* **Directions**:
1. Answer these questions using the open letters to a Christian with a sign and a pastor:
(a) Which Bible passage was cited on the sign brought to the rally?
(b) How old is the boy in the pastor's youth group?
(c) Since what age has he known he was attracted to other men?
2. Carry on the open letters to a Christian with a sign and a pastor, starting after their final sentence.

* **Excerpt provided**:

---

Dear Christian with a sign,

 

Remember that sign?  You know, the one you brought to the rally for traditional marriage last week?  The one that read “Homosexuals will not inherit the kingdom of heaven .  1 Corinthians 6:9-10”?

 

I wonder if you saw the look on the face of one of the counter-protesters when she saw your sign.  See, she was just starting to hope that God might care about her, that He might hear her when she prayed.  Now she’s reminded that a lot of Christians don’t seem to think He does, and she’s wondering if she was just kidding herself.

 

Dear pastor in the pulpit,

 

Remember that sermon a few weeks ago?  You know, the one where you talked about the decay of society?  And then you talked about how gay marriage proved that society was going to hell in a handbasket?  And then, to end on just the right note of righteous anger, you started in on people who claimed to be gay AND Christian?  “Doesn’t that just prove that even the Church is polluted?,” you asked.  “How can people claim to be Christians, and throw the Bible aside like it means nothing?”

 

I wonder if you saw the look on his face before he wiped it off and smiled bravely.  Your youth group’s 16-year-old wonder boy, the one everyone knows is going to be a pastor someday.  The one who can always be counted on to help with the new ministry, or lead in prayer.  The one who knows his Bible backwards and forwards.  It turns out, he’s also known since he was 9 years old that he was attracted to other men.  He’s prayed and prayed for God to change that.  He’s cried and cried at the thought of being lonely for the rest of his life, and he’s begged God for a way out.  A way to serve Him, obey Him, and still not be so lonely for the rest of his life.  I wonder if you know that he cried again that Sunday morning, after he got home from your sermon.  He’d been wanting to come to you for help, and now he’s afraid you might condemn him if he does.

---

* **Material**:
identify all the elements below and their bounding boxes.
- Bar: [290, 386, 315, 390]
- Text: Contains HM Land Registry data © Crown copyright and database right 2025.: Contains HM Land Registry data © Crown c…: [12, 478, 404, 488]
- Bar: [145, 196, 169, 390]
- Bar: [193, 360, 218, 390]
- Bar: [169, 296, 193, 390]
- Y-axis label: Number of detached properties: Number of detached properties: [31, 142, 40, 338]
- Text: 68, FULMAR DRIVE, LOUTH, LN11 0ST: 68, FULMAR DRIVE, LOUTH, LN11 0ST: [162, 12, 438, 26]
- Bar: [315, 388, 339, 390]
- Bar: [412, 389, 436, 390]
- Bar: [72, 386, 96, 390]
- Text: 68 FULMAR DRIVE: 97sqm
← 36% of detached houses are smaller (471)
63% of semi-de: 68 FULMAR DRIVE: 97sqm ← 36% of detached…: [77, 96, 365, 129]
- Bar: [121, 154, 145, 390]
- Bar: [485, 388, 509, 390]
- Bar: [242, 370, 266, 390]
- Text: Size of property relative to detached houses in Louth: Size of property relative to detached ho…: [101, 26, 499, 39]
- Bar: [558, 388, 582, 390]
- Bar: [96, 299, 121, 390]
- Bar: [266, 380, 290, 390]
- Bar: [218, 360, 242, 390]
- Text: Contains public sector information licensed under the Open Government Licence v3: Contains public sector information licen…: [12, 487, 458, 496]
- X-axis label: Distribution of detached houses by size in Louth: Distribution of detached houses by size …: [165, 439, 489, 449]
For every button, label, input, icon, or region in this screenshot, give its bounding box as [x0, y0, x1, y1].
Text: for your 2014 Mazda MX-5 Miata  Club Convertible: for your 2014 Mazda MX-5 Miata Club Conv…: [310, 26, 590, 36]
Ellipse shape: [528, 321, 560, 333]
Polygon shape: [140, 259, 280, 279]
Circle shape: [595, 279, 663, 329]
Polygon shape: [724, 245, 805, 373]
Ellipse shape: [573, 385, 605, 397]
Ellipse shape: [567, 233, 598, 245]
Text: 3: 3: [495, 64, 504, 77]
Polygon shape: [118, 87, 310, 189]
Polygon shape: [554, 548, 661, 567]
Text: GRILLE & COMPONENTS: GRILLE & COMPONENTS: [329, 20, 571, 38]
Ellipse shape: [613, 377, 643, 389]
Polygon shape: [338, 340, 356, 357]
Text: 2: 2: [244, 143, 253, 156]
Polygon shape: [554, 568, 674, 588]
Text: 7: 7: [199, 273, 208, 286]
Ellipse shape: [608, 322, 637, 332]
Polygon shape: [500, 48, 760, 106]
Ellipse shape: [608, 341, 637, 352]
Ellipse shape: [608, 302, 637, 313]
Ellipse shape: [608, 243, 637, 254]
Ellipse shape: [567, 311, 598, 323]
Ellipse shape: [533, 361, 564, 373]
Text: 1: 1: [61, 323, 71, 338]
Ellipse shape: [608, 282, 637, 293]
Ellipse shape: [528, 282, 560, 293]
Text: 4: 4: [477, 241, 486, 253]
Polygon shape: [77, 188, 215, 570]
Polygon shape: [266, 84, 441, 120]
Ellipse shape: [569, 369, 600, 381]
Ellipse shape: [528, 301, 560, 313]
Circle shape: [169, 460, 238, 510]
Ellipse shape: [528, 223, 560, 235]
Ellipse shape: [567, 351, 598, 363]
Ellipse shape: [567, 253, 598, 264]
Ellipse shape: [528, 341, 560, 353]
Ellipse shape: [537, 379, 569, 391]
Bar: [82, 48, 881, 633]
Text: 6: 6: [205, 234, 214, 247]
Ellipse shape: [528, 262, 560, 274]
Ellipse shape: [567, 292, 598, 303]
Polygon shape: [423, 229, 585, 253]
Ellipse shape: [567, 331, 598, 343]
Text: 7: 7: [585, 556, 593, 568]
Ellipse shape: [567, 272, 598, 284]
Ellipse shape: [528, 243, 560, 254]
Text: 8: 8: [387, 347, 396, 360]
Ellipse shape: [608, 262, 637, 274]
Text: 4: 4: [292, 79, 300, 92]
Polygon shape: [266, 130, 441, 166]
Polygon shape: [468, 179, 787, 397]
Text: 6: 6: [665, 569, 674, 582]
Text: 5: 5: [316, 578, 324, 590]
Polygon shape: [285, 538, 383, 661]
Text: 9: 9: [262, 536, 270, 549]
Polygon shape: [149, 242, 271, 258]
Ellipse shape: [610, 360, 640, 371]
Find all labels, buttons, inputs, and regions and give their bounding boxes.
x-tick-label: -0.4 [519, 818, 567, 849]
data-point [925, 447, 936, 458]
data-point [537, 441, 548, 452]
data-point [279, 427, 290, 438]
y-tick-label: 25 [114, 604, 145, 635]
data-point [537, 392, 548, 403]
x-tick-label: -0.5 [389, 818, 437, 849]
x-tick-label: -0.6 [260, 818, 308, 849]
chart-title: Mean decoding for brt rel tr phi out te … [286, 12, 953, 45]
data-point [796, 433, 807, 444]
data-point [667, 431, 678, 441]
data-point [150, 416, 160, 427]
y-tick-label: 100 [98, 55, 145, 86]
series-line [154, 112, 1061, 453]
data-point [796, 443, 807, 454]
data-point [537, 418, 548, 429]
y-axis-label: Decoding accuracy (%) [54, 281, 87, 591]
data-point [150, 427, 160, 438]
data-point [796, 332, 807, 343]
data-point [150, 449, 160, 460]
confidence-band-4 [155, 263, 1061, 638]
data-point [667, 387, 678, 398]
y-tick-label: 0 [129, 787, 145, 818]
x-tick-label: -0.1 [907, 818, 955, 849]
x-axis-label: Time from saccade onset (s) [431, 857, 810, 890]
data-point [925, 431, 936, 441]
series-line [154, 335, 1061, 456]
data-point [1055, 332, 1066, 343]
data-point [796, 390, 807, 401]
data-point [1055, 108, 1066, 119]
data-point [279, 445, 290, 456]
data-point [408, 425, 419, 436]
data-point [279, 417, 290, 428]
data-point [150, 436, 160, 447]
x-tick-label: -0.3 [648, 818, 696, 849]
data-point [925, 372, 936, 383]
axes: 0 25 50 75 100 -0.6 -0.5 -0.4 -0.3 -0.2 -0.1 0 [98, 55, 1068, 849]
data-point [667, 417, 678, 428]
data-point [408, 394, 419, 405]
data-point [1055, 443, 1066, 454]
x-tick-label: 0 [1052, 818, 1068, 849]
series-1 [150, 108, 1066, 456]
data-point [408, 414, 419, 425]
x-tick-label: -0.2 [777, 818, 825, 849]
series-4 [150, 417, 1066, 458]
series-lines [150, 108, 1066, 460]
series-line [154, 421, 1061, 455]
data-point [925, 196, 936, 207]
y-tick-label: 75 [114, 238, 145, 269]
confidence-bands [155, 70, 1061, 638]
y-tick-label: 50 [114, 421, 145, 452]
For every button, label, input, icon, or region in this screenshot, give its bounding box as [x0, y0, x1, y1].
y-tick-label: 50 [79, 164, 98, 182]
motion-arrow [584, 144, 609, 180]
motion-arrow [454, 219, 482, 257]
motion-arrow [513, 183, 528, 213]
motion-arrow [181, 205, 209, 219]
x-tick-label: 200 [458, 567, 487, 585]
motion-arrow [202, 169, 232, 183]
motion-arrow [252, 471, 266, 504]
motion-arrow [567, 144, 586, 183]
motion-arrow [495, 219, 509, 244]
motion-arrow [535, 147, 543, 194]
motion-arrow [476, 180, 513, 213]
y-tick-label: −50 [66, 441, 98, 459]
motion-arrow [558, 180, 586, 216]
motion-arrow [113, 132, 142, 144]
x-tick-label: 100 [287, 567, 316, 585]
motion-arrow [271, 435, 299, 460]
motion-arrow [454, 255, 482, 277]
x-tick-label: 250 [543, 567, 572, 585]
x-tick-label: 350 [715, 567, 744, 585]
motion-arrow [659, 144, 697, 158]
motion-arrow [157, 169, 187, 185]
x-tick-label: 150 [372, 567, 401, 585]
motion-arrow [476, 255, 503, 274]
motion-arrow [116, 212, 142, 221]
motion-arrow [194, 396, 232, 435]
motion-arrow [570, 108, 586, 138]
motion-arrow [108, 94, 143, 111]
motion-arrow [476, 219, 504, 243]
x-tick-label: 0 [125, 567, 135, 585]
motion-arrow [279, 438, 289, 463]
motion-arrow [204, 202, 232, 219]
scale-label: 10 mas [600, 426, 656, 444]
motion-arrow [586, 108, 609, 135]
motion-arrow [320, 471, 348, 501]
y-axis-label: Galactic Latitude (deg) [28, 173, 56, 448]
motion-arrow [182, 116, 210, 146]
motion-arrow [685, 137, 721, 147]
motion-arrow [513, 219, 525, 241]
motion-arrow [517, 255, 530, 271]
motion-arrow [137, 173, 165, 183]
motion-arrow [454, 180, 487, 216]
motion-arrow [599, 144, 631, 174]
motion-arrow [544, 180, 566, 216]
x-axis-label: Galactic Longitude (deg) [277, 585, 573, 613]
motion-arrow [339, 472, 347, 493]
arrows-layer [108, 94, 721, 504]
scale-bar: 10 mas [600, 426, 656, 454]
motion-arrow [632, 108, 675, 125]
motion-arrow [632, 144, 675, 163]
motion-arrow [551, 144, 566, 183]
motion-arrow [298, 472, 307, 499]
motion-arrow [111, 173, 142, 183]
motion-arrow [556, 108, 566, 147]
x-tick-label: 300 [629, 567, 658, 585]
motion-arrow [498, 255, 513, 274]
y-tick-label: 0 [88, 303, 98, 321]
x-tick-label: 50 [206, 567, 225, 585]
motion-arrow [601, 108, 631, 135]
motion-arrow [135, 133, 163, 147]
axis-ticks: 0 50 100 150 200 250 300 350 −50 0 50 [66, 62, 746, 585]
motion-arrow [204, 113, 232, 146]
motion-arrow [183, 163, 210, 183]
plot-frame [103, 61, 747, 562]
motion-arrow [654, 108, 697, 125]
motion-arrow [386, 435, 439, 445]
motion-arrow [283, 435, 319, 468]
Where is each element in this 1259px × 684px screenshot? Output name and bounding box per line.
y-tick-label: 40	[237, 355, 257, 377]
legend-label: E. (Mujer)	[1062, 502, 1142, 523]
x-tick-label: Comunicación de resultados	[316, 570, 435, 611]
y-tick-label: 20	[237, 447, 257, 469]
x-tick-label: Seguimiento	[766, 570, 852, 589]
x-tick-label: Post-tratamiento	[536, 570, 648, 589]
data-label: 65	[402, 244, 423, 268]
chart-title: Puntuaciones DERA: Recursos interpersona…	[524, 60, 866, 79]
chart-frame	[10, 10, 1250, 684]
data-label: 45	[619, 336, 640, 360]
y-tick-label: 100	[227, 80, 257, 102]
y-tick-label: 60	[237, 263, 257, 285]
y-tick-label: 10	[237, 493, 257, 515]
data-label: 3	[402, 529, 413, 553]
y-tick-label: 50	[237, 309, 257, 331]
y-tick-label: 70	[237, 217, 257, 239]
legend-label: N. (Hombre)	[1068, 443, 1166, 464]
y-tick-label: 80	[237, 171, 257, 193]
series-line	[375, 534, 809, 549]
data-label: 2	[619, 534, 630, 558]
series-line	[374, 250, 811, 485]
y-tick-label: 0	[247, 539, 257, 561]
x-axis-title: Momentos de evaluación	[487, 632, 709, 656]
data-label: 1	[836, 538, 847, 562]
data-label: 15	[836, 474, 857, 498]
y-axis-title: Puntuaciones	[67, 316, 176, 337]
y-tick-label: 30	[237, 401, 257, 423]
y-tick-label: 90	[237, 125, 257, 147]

---

* **Exercise results**:
1.
(a) 1 Corinthians 6:9-10
(b) 16
(c) 9

2.
 

Dear Christian with a sign, Dear pastor in the pulpit, I’m not saying you need to ignore your convictions.

 

It can be helpful, of course, to remember that we’re all fallible, that our interpretation of the Bible isn’t perfect.  It can be helpful to ask God prayerfully to show us when we’ve gotten something wrong, or said something that was right the wrong way.  But that’s not what I want to remind you of today.

 

What I want you to remember, what’s so crucial, and so often forgotten, is this: there are real people on the other side of this debate.  They’re hurting because they’ve been rejected over and over.  They’re people Jesus loves and died for.  So next time you make a sign, next time you preach a sermon, please just ask yourself this: “How would Jesus say this? And how would I say this, if I knew one of them was listening?”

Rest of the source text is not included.